[START OF Data in this exercise]

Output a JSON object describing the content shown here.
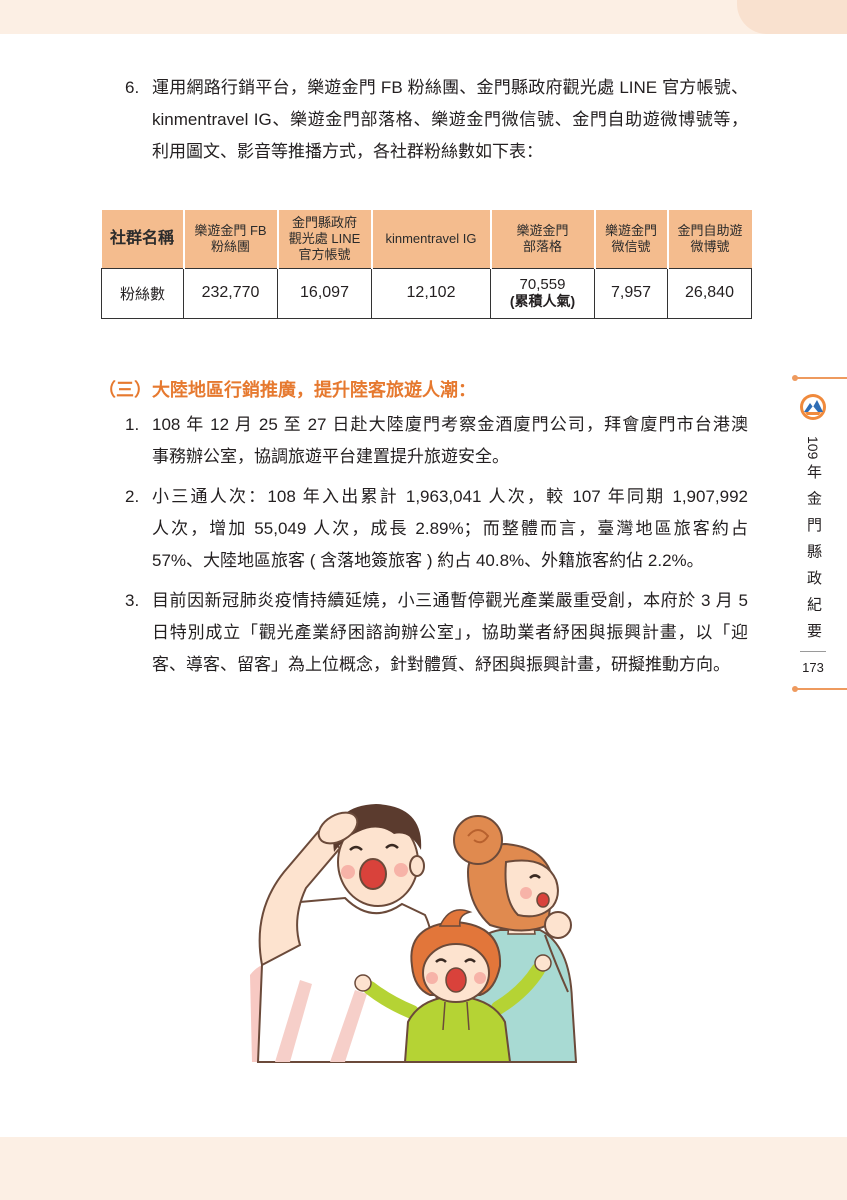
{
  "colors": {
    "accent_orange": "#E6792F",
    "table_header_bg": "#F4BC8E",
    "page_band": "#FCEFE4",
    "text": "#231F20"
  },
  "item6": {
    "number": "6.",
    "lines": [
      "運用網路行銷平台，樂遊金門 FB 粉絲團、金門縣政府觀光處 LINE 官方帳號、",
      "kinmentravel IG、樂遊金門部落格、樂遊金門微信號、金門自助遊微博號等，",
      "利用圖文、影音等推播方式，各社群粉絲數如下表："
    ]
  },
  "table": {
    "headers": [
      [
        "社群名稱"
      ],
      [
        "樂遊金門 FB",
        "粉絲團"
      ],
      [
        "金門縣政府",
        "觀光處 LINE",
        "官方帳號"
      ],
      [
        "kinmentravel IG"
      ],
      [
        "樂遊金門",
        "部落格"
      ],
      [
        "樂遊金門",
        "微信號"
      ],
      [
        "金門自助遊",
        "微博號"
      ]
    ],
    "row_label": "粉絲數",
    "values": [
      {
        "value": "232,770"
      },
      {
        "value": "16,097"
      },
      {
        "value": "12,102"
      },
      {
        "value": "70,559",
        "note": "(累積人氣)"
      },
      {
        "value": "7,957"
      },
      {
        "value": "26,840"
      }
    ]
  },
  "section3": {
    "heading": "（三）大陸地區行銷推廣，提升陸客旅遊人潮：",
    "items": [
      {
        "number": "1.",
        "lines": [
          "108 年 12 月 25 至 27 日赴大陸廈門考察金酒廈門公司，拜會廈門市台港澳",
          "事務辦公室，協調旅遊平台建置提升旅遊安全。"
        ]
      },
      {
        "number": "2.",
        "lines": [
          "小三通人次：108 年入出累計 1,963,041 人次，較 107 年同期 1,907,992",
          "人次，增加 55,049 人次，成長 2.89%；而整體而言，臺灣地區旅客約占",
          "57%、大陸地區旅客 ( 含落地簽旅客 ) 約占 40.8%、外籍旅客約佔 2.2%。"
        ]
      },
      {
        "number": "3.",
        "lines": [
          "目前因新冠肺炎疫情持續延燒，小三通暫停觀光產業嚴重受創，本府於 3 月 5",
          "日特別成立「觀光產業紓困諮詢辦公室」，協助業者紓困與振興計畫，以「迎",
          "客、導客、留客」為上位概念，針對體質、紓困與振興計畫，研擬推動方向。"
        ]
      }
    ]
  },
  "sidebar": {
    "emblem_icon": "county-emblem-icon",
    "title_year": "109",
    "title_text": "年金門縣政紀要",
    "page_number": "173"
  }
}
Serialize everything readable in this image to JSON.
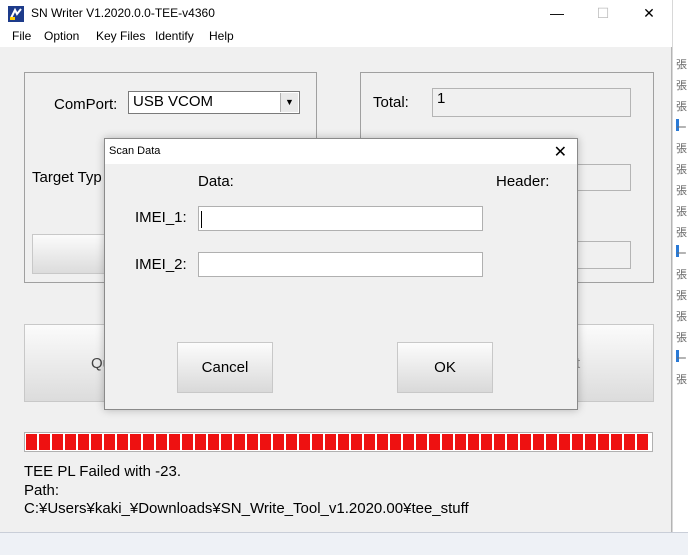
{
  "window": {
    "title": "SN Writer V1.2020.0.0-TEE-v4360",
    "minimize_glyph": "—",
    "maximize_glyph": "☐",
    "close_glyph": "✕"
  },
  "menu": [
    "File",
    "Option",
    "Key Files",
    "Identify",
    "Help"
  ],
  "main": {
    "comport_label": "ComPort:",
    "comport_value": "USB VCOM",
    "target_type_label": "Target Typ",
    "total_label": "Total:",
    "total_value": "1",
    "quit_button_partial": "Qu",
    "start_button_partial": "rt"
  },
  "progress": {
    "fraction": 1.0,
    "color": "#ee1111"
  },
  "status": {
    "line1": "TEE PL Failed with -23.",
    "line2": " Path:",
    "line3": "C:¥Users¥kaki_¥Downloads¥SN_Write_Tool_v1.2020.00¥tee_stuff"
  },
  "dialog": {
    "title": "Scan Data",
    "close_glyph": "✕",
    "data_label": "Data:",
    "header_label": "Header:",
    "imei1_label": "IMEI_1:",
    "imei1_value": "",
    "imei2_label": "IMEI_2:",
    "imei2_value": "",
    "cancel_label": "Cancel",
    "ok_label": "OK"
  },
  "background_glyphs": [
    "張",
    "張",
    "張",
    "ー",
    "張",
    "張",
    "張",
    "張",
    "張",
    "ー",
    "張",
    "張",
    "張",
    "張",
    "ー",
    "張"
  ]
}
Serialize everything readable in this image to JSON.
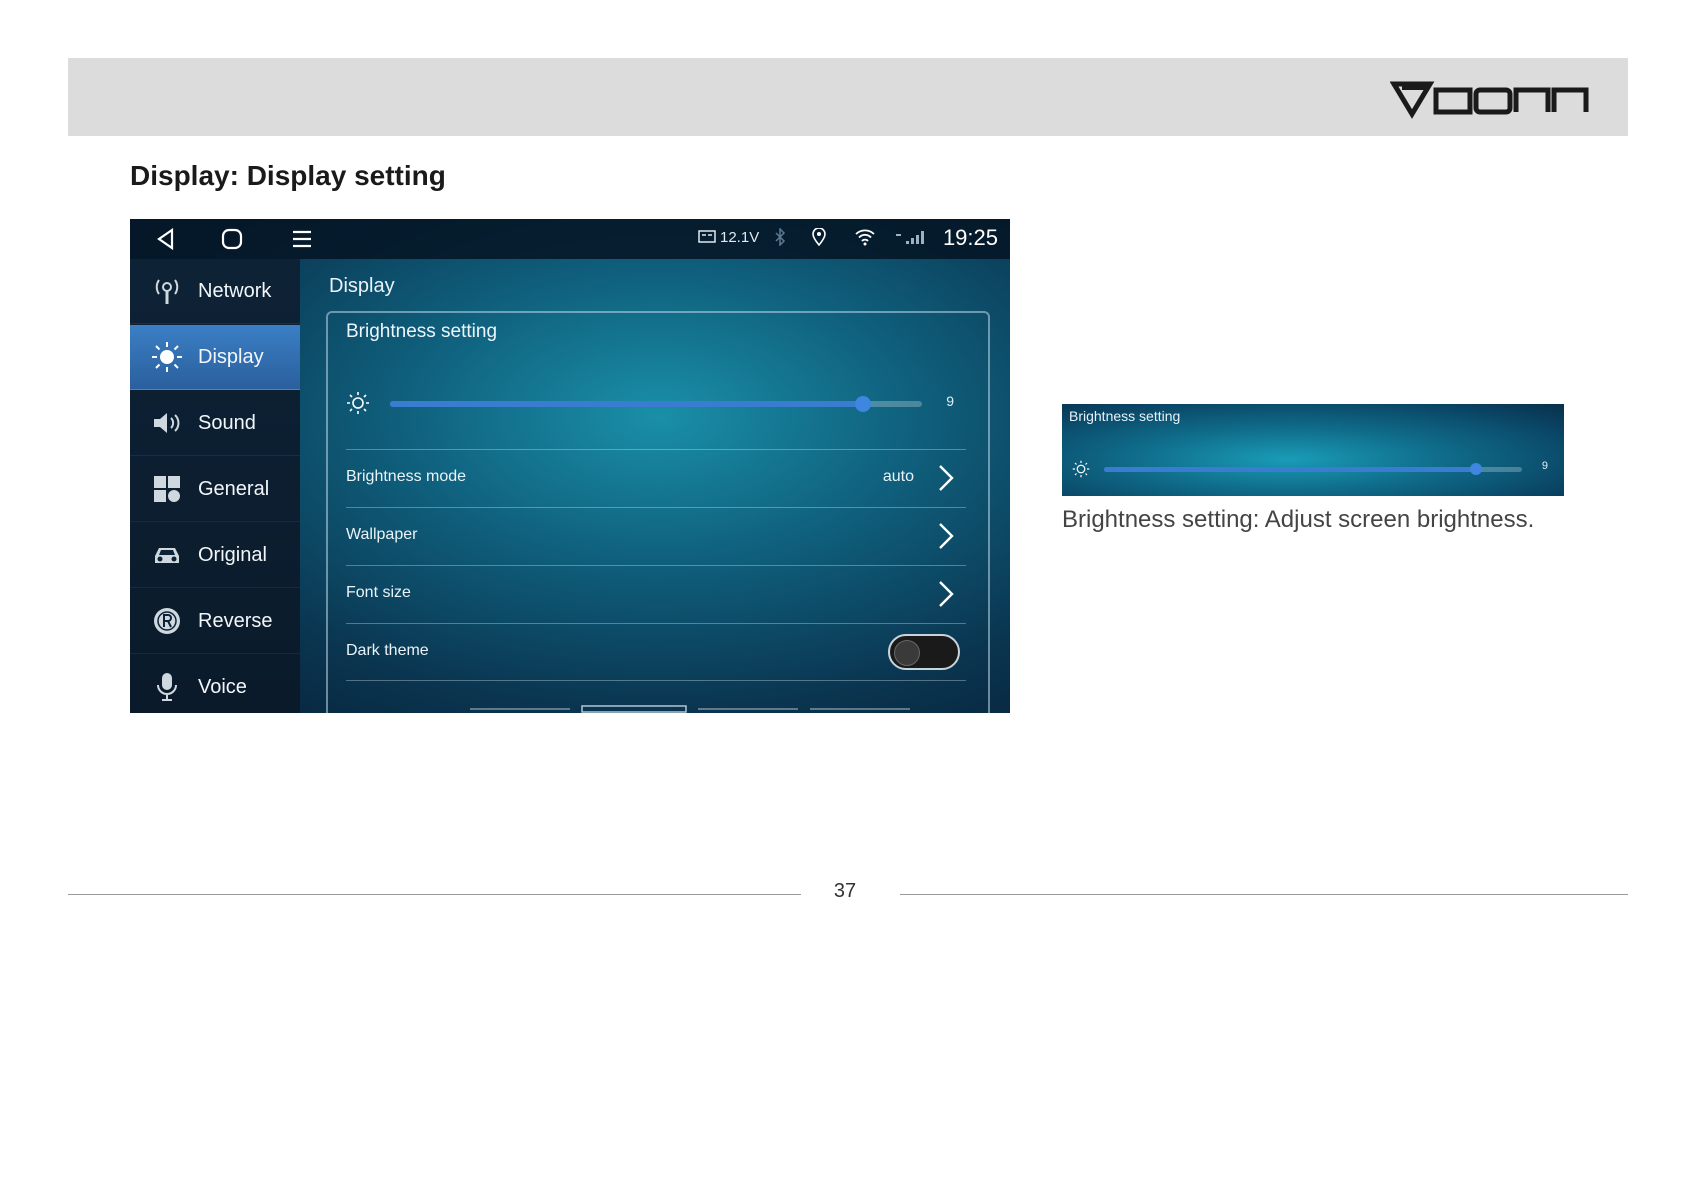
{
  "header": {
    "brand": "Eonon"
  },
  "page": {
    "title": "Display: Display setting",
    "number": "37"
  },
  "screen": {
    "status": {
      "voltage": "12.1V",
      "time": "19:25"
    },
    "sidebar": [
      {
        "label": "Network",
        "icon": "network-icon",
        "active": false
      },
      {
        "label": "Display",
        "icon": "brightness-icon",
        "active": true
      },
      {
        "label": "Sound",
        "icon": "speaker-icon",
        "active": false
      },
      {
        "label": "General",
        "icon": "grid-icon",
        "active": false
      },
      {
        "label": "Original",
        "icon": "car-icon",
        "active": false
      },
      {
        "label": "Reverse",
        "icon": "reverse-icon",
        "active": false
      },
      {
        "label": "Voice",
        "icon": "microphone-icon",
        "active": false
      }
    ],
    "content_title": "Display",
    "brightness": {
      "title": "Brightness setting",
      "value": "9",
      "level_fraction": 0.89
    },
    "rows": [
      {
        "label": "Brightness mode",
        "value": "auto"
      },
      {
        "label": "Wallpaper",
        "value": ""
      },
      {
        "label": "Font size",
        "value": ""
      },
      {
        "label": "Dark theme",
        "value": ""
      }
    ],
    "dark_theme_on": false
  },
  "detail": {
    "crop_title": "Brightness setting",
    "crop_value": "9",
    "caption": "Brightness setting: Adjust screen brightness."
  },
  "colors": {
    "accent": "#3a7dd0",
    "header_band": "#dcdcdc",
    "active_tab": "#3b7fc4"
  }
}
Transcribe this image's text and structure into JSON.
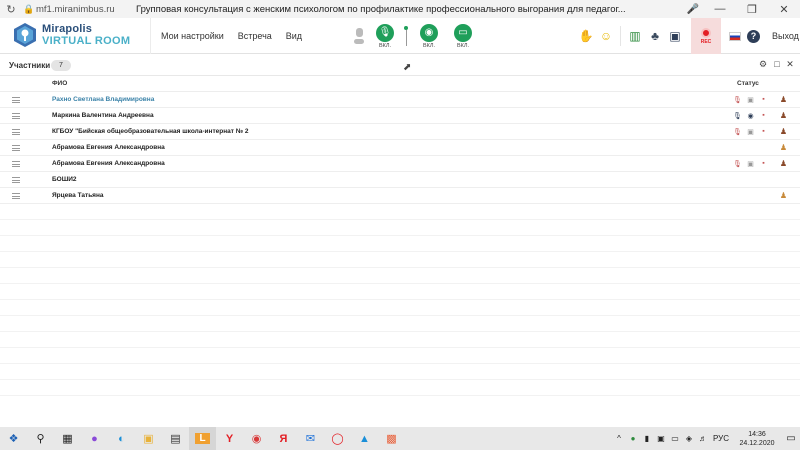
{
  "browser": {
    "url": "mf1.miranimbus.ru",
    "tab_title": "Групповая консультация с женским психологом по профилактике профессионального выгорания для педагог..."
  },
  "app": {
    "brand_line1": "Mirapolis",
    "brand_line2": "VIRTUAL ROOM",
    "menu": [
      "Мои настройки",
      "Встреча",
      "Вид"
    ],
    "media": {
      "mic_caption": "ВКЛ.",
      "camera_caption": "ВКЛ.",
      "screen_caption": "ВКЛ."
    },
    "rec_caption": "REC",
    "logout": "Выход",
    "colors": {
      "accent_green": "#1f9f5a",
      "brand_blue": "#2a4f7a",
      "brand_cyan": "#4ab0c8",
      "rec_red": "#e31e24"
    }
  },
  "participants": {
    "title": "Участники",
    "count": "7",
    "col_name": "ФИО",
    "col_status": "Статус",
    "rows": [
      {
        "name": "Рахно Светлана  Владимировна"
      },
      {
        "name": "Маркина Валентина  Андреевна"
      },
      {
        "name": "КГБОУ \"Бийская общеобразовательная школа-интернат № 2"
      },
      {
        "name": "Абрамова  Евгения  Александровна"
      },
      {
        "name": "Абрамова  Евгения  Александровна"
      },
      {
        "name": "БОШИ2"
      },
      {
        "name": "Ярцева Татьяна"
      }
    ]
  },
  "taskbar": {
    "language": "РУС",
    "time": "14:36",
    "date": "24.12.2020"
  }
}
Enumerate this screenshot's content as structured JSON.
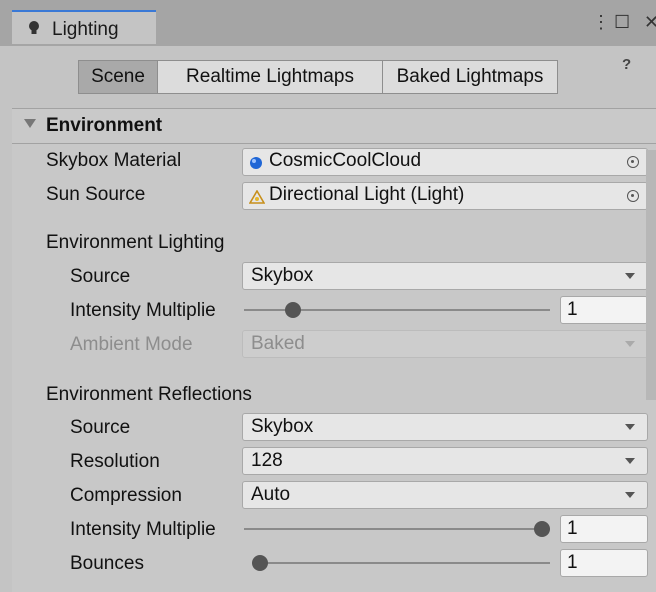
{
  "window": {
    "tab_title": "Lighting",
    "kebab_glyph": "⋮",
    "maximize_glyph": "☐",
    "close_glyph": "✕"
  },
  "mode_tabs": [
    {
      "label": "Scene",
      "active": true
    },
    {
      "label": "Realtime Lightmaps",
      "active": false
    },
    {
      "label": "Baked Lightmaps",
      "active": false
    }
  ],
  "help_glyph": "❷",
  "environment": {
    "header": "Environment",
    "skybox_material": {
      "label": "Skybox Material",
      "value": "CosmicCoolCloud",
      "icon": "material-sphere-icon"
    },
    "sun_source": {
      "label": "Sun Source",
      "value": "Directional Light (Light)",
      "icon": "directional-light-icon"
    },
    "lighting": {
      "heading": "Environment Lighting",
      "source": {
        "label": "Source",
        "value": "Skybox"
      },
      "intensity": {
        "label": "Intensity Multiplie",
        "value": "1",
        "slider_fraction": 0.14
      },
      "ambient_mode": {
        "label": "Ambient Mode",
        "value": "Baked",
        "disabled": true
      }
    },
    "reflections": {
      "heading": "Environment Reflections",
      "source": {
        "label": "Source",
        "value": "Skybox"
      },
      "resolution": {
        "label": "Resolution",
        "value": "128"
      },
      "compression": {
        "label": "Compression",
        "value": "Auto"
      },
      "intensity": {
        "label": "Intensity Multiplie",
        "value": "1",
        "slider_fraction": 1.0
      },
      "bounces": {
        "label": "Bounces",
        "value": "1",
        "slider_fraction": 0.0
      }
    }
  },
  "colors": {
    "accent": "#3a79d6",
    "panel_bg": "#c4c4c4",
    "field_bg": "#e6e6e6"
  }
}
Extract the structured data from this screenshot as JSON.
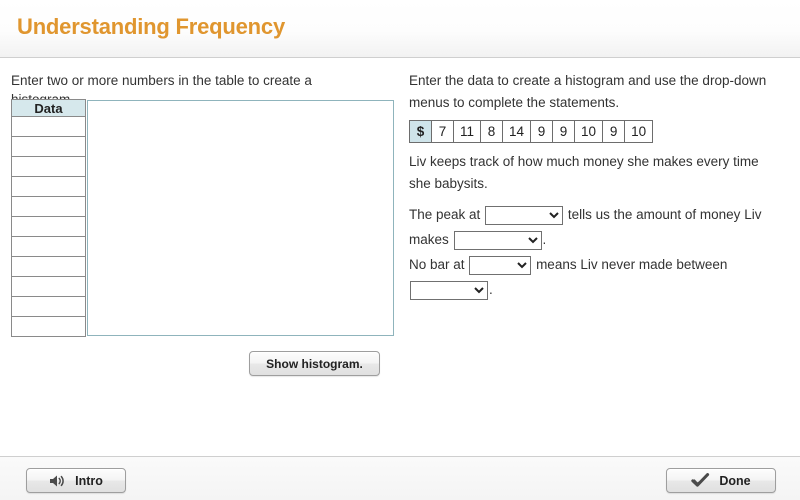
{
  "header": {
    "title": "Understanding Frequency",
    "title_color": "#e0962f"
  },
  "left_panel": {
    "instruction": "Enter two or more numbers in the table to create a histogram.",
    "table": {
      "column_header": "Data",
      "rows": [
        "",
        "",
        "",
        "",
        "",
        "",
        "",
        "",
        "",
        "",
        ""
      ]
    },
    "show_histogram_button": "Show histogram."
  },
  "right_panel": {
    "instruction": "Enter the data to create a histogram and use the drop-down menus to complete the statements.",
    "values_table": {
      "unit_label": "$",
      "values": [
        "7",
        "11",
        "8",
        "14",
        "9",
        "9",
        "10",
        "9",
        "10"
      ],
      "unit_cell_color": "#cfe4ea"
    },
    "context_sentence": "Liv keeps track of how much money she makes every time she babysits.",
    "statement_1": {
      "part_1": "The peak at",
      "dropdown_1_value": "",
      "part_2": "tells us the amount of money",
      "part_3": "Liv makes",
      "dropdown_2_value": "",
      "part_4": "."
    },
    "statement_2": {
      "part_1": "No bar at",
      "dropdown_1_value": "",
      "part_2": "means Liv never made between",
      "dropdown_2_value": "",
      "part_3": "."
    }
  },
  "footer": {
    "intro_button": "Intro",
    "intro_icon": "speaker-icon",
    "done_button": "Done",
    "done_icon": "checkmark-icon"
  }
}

[END OF Data in this exercise]

◆ What to produce
Review the preceding data and report every line that includes the string "Display".

◆ In response
    "title": "Display: Display setting",
        "label": "Display",
    "content_title": "Display",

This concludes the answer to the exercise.